» Stated goal: In the records below, pick out all lines containing the word "caption".

» Records for processing:
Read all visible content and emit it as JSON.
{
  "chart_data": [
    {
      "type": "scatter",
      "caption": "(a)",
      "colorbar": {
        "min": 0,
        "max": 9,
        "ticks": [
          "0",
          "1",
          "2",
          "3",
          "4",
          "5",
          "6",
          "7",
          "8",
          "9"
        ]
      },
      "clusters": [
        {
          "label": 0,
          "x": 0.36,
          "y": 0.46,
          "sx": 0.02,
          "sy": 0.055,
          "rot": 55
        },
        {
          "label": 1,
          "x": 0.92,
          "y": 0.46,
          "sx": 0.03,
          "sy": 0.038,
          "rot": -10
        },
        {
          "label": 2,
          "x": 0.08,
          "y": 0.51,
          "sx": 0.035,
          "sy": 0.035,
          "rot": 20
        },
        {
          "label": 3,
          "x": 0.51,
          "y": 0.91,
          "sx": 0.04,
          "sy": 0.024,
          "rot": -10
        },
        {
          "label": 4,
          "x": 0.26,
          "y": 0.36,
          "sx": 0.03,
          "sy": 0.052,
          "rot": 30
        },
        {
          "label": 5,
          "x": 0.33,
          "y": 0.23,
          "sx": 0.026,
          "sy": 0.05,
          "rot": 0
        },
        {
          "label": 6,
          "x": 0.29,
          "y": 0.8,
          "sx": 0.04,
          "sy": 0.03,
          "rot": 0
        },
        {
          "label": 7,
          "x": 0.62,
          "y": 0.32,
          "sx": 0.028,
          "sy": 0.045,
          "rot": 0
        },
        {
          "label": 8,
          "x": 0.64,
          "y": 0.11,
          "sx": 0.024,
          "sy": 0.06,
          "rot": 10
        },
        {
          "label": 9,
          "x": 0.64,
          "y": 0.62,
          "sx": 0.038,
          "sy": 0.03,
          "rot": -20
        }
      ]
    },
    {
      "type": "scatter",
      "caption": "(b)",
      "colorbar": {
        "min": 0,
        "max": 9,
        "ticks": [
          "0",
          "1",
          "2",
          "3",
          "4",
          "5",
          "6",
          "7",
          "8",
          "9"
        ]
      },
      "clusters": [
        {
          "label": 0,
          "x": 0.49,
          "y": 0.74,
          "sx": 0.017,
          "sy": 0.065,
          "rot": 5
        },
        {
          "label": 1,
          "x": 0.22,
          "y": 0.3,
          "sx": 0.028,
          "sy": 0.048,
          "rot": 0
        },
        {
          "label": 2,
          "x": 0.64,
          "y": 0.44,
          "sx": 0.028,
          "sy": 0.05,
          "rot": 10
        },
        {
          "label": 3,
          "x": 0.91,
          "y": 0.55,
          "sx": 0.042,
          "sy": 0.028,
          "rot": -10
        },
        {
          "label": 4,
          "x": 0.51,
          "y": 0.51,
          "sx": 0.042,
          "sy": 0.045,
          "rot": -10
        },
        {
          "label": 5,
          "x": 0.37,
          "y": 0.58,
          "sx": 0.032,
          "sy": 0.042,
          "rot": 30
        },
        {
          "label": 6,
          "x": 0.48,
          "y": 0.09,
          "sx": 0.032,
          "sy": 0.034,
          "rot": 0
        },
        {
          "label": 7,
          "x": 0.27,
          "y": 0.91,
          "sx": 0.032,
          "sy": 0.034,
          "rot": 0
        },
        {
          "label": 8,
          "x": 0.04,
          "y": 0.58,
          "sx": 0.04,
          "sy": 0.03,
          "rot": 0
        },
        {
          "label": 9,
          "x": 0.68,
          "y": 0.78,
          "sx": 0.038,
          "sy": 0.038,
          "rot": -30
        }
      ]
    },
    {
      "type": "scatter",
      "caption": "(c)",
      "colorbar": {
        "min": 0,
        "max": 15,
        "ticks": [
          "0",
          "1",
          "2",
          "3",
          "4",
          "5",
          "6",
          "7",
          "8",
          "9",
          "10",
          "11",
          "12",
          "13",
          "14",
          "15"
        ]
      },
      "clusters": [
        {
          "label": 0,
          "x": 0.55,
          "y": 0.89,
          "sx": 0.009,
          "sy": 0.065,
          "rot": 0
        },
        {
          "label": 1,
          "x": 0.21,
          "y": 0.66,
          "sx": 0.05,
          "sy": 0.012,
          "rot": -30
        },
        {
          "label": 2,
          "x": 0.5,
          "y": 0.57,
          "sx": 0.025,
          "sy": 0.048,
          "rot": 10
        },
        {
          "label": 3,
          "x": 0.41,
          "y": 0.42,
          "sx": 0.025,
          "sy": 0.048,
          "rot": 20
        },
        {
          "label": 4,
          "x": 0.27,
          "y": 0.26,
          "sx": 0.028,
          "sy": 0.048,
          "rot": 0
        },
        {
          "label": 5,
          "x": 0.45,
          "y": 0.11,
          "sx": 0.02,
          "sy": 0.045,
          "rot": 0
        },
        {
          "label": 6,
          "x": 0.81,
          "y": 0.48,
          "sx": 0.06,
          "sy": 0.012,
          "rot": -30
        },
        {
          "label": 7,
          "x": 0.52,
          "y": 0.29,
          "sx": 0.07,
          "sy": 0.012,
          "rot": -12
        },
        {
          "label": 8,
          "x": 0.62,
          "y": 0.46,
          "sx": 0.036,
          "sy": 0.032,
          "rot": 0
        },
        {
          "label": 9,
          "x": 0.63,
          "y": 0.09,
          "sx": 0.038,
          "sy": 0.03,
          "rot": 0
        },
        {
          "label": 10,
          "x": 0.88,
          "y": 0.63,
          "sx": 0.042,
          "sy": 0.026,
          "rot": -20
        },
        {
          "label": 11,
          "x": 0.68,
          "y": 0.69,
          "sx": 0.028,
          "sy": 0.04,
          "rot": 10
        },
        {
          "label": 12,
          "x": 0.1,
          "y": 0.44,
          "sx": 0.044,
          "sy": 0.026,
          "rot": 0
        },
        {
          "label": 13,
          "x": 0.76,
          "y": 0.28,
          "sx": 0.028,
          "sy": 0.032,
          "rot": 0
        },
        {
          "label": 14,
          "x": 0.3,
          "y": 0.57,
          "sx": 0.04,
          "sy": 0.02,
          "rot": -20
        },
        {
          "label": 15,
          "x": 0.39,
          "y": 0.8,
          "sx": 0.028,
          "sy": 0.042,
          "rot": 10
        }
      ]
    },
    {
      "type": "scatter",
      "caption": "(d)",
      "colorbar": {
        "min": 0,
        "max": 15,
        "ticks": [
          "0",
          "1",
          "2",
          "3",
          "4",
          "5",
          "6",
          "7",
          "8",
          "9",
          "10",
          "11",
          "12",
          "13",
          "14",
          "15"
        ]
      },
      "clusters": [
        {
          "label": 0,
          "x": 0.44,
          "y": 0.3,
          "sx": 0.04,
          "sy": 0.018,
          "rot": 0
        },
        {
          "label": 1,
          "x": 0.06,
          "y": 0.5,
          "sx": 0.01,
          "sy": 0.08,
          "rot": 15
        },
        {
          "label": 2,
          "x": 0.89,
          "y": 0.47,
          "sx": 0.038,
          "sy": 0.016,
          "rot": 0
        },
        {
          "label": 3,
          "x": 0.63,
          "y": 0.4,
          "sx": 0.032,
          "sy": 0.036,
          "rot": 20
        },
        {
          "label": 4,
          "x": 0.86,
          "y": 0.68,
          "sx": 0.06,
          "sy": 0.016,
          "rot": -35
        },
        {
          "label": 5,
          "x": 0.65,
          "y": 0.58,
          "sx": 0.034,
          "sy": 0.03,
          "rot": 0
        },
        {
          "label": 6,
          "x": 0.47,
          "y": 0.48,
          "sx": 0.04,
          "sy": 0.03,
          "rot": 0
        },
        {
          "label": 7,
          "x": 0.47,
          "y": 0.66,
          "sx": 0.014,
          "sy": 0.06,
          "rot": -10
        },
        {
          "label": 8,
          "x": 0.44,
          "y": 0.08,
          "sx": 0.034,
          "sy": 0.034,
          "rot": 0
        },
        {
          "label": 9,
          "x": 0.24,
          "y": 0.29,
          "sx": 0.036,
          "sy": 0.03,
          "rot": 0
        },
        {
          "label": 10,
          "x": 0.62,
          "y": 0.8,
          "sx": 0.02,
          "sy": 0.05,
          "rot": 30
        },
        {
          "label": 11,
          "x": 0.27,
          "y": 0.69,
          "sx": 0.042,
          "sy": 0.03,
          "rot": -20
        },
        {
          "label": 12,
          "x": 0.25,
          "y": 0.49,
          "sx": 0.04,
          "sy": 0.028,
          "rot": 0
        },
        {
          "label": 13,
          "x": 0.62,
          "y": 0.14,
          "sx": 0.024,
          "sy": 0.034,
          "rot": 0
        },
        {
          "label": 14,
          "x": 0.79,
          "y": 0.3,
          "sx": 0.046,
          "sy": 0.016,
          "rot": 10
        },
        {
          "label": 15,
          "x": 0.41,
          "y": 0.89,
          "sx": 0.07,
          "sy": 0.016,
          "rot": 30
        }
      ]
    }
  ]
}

» Exercise response:
      "caption": "(a)",
      "caption": "(b)",
      "caption": "(c)",
      "caption": "(d)",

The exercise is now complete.